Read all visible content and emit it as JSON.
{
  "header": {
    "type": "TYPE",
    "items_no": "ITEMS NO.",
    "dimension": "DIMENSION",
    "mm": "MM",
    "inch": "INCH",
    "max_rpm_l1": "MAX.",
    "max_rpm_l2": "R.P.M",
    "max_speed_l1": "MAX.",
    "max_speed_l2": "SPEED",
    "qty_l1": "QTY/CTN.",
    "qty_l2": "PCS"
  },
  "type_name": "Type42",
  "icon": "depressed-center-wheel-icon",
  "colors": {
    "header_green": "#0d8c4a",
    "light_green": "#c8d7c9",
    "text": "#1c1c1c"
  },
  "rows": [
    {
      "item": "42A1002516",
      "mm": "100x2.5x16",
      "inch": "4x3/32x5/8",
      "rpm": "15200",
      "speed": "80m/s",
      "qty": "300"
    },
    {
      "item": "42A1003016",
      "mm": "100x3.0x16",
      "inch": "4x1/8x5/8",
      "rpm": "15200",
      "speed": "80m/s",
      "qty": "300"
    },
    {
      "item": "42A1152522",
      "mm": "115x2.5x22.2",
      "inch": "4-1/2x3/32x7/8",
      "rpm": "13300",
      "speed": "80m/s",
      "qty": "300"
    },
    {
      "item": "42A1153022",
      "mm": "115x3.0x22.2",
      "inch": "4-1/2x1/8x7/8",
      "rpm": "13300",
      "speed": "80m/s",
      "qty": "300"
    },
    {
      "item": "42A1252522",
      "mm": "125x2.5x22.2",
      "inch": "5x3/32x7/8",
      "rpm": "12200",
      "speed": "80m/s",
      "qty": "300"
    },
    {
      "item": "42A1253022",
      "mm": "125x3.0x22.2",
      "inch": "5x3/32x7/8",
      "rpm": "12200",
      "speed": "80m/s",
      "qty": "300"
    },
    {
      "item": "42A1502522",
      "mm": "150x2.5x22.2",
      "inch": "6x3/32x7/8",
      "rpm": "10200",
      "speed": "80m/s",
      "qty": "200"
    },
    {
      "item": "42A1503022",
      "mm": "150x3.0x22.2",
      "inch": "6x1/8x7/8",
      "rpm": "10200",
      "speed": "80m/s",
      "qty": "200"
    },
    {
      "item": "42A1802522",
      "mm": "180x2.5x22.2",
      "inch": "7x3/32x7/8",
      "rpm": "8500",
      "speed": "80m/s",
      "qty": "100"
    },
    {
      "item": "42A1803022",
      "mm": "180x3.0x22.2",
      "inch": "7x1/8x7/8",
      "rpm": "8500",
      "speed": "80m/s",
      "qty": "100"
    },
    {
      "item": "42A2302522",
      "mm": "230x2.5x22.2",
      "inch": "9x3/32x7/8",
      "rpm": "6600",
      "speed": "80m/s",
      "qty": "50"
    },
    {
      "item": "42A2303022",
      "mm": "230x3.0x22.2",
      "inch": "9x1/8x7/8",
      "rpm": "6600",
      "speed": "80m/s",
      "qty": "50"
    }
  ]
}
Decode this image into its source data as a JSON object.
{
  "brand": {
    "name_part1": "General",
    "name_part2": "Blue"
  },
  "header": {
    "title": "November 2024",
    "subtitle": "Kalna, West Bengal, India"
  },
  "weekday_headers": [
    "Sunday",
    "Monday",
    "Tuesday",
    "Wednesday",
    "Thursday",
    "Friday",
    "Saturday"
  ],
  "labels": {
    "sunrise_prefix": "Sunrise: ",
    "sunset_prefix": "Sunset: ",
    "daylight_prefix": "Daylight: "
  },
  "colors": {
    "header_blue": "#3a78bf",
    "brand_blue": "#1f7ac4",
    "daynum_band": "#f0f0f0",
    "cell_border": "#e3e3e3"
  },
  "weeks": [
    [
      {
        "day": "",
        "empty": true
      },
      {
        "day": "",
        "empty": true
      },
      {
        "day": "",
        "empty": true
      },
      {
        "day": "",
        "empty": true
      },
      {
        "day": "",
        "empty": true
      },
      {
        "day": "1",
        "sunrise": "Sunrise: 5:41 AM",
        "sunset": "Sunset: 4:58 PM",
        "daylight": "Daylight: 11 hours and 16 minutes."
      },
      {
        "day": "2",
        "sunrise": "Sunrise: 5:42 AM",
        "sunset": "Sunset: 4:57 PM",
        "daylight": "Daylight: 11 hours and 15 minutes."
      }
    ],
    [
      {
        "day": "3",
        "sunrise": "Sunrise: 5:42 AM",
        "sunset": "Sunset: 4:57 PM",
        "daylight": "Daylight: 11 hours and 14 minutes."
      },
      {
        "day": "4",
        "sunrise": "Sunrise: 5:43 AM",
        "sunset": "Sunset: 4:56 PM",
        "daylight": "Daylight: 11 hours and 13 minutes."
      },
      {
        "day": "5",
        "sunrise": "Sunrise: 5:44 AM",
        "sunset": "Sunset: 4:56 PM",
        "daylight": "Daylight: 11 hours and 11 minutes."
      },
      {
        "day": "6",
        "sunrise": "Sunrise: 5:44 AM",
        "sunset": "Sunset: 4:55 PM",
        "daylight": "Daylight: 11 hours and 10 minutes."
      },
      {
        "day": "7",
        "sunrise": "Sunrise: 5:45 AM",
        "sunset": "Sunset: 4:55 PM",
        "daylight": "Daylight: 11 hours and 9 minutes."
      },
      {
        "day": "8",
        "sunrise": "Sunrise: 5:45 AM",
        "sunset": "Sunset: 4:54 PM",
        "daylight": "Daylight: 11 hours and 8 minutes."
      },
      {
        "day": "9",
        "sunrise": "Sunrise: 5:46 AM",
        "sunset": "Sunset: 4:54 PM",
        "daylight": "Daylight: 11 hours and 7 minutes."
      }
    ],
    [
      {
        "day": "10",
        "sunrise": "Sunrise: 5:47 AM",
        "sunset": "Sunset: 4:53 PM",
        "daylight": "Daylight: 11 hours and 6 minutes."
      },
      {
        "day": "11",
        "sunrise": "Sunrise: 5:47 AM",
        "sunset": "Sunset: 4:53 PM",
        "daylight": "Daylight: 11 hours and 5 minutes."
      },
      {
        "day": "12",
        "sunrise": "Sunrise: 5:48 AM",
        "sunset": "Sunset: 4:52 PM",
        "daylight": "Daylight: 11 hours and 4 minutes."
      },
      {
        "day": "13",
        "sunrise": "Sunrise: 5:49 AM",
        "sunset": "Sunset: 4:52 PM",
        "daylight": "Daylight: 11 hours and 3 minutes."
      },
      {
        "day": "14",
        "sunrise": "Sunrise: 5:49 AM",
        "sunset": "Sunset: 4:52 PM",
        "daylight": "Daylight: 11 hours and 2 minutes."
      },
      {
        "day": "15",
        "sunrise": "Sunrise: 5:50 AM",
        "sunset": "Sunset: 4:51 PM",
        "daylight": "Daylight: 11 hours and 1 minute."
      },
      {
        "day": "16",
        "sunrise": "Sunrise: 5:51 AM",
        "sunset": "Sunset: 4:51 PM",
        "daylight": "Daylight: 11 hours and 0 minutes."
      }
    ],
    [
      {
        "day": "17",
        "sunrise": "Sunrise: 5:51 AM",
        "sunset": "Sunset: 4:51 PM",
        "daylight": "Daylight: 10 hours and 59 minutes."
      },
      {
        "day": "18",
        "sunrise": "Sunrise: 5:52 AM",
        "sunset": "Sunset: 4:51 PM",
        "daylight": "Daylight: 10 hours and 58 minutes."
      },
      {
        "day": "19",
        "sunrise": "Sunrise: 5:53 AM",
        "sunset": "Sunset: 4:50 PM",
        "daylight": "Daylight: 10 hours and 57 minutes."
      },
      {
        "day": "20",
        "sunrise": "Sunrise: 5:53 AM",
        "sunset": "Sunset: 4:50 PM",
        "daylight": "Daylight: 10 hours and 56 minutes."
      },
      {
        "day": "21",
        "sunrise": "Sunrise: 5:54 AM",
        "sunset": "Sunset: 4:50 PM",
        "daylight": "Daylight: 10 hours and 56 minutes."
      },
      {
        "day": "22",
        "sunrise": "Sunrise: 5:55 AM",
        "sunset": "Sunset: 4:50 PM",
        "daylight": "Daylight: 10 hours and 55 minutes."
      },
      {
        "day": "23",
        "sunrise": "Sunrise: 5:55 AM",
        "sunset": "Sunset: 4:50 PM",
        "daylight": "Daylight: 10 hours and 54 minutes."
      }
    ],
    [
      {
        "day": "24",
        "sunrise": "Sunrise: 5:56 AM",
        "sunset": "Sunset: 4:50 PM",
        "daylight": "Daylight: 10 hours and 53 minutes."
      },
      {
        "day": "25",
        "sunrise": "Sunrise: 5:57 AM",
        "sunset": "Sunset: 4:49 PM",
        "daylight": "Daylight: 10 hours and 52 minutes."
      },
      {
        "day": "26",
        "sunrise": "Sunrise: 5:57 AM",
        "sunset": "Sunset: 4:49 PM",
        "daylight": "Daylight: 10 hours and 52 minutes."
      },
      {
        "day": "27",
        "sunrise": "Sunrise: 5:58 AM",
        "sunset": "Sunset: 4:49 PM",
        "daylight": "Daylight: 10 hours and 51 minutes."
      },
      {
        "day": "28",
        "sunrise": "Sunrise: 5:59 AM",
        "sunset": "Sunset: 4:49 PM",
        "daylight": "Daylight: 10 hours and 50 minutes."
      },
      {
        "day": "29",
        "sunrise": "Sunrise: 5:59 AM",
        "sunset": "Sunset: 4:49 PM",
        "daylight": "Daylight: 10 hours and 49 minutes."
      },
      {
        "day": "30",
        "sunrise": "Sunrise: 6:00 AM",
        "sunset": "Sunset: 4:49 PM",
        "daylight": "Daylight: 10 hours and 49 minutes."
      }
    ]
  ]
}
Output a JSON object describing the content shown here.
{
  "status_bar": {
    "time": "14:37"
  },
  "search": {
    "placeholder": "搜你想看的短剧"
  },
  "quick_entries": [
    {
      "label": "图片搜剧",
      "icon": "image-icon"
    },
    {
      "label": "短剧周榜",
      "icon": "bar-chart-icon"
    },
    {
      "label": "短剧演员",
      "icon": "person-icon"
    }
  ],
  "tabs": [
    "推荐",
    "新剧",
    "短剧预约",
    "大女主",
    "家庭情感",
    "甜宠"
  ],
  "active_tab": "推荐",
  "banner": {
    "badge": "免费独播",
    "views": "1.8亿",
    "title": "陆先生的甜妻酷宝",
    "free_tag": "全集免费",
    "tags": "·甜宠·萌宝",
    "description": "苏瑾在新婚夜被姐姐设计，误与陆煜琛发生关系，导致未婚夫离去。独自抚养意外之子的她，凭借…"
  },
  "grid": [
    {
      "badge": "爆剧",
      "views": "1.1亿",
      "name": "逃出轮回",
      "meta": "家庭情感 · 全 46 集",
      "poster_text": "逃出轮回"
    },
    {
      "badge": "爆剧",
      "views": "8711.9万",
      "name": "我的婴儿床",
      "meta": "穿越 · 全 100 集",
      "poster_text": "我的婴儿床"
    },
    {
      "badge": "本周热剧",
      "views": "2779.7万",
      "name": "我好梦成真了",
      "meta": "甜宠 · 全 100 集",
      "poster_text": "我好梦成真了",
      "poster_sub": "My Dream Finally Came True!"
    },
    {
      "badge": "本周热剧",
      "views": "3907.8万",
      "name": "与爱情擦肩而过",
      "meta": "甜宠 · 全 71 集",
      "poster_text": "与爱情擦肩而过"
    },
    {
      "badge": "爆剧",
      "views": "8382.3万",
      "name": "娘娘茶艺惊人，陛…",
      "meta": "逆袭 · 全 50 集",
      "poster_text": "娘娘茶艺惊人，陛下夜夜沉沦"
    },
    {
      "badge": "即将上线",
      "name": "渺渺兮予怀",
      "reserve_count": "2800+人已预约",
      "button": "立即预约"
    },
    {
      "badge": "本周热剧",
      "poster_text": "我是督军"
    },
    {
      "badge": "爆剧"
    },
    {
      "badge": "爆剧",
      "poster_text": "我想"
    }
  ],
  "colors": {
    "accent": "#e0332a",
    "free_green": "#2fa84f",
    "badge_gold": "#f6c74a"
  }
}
━━━
INSTRUCTION –
Check each line of the entries above for the word "views". List the ones that have it.

SOLUTION FOR THIS EXERCISE –
    "views": "1.8亿",
      "views": "1.1亿",
      "views": "8711.9万",
      "views": "2779.7万",
      "views": "3907.8万",
      "views": "8382.3万",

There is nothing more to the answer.